- [EXERCISE REQUIREMENTS]:
In the listing that follows, how many lines contain the string "ffffff"? Provide only the number.

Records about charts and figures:
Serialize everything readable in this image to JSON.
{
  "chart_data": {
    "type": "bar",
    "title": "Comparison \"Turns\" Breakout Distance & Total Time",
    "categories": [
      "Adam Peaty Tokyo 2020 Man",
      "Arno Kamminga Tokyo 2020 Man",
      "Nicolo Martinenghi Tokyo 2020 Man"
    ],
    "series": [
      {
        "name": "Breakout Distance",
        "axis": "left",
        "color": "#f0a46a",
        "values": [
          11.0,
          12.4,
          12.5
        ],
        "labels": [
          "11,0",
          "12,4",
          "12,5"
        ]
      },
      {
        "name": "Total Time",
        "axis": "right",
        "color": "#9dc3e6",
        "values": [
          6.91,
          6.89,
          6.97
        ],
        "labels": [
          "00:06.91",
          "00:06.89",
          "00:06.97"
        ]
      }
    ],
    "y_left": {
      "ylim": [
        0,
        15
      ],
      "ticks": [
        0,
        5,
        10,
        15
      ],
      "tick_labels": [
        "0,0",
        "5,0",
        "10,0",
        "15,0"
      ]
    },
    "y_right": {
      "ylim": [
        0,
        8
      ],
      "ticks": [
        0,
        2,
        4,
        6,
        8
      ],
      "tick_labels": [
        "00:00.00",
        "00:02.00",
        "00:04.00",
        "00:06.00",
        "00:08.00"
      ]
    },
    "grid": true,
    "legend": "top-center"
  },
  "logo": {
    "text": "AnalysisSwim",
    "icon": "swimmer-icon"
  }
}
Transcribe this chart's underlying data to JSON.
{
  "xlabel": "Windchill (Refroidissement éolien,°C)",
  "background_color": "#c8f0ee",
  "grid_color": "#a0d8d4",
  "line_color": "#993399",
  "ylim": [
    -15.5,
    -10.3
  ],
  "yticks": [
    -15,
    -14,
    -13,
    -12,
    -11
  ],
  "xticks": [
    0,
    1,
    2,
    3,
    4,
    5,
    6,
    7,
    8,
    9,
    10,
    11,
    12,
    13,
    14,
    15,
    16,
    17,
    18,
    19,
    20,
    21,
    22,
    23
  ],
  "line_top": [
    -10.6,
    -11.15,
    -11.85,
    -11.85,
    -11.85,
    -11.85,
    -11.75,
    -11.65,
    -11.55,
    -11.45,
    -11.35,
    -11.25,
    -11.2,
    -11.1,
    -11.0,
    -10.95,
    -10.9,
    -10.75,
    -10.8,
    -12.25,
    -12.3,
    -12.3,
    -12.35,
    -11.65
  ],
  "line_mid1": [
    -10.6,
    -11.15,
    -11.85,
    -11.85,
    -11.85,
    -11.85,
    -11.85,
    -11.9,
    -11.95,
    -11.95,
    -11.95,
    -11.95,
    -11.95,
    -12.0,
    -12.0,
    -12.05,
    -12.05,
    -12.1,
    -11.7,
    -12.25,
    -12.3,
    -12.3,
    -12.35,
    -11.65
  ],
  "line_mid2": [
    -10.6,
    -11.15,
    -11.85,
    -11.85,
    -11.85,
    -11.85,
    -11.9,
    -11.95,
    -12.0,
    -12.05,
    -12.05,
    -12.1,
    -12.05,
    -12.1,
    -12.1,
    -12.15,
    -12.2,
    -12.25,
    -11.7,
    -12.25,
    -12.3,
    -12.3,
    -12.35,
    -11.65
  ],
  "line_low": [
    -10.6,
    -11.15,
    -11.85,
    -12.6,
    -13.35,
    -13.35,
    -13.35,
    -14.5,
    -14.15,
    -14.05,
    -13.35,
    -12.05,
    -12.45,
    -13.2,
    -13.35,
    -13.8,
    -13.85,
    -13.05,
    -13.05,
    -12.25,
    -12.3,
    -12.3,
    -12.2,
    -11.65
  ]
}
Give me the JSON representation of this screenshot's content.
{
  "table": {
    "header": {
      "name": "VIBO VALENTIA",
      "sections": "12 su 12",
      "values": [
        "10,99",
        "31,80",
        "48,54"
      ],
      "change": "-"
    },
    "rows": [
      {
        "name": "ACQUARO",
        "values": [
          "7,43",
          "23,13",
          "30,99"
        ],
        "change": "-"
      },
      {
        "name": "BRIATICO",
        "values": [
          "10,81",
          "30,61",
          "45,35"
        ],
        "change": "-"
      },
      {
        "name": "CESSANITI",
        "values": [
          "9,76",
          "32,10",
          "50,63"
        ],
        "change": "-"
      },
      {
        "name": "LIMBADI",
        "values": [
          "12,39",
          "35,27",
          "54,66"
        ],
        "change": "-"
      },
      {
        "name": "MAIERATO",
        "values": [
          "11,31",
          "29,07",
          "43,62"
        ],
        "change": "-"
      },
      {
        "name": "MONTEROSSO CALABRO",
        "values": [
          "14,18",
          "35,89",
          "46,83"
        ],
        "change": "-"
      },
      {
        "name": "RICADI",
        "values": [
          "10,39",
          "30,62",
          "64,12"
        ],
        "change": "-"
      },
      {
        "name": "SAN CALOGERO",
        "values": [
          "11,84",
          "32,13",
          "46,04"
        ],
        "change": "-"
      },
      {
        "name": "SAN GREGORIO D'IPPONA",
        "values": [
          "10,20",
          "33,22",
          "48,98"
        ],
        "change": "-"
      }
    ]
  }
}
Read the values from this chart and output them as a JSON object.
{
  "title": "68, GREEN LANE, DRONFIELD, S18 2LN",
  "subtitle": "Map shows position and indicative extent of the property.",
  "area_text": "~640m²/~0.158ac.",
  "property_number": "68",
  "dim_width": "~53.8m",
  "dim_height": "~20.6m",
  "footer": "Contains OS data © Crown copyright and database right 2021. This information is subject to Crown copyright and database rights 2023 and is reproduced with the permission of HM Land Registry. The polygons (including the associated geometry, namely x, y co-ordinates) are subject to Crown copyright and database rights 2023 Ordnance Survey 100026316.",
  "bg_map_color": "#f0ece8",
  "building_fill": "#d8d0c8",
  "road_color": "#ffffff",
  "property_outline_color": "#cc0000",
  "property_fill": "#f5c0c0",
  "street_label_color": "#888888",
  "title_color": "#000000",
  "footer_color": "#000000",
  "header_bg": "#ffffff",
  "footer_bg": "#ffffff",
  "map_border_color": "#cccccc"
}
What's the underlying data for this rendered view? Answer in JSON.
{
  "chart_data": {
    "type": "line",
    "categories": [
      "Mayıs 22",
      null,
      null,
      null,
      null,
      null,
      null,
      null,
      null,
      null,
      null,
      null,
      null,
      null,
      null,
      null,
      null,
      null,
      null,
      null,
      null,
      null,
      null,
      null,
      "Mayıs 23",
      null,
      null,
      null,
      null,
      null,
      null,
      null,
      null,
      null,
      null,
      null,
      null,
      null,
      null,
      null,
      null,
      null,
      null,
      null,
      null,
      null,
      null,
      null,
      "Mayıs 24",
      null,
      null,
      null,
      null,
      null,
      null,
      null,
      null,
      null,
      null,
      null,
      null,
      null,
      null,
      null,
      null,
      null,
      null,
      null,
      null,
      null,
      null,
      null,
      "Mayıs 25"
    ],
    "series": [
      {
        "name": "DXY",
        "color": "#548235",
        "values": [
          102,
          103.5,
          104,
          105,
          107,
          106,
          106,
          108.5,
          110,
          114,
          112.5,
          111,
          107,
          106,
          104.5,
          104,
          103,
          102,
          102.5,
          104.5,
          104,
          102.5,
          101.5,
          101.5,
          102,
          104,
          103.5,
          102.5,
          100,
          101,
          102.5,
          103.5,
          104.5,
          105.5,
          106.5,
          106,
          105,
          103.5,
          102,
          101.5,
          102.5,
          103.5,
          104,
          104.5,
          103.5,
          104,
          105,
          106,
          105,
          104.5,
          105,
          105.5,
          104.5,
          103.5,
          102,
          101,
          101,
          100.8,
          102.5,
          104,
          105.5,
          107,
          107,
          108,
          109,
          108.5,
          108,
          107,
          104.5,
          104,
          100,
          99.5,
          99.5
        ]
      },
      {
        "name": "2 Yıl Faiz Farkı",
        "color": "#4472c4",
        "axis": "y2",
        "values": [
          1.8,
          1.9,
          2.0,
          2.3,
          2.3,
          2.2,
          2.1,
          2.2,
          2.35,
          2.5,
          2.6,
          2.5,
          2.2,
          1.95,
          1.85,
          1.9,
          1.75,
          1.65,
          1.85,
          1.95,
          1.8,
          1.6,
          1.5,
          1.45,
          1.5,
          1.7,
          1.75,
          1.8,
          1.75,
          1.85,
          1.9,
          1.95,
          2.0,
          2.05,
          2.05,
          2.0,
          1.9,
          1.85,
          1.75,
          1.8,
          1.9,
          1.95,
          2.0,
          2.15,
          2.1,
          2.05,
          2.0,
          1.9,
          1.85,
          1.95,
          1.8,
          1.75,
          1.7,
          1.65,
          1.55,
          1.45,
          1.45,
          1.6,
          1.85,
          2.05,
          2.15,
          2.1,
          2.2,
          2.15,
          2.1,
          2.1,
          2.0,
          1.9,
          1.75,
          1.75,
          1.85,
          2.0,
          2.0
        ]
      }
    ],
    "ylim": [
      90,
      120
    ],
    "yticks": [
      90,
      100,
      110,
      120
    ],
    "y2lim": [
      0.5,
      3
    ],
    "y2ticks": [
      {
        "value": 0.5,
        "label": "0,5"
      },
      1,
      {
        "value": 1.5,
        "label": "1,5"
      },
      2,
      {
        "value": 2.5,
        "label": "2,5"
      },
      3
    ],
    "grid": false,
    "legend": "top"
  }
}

- [EXPECTED ANSWER]:
3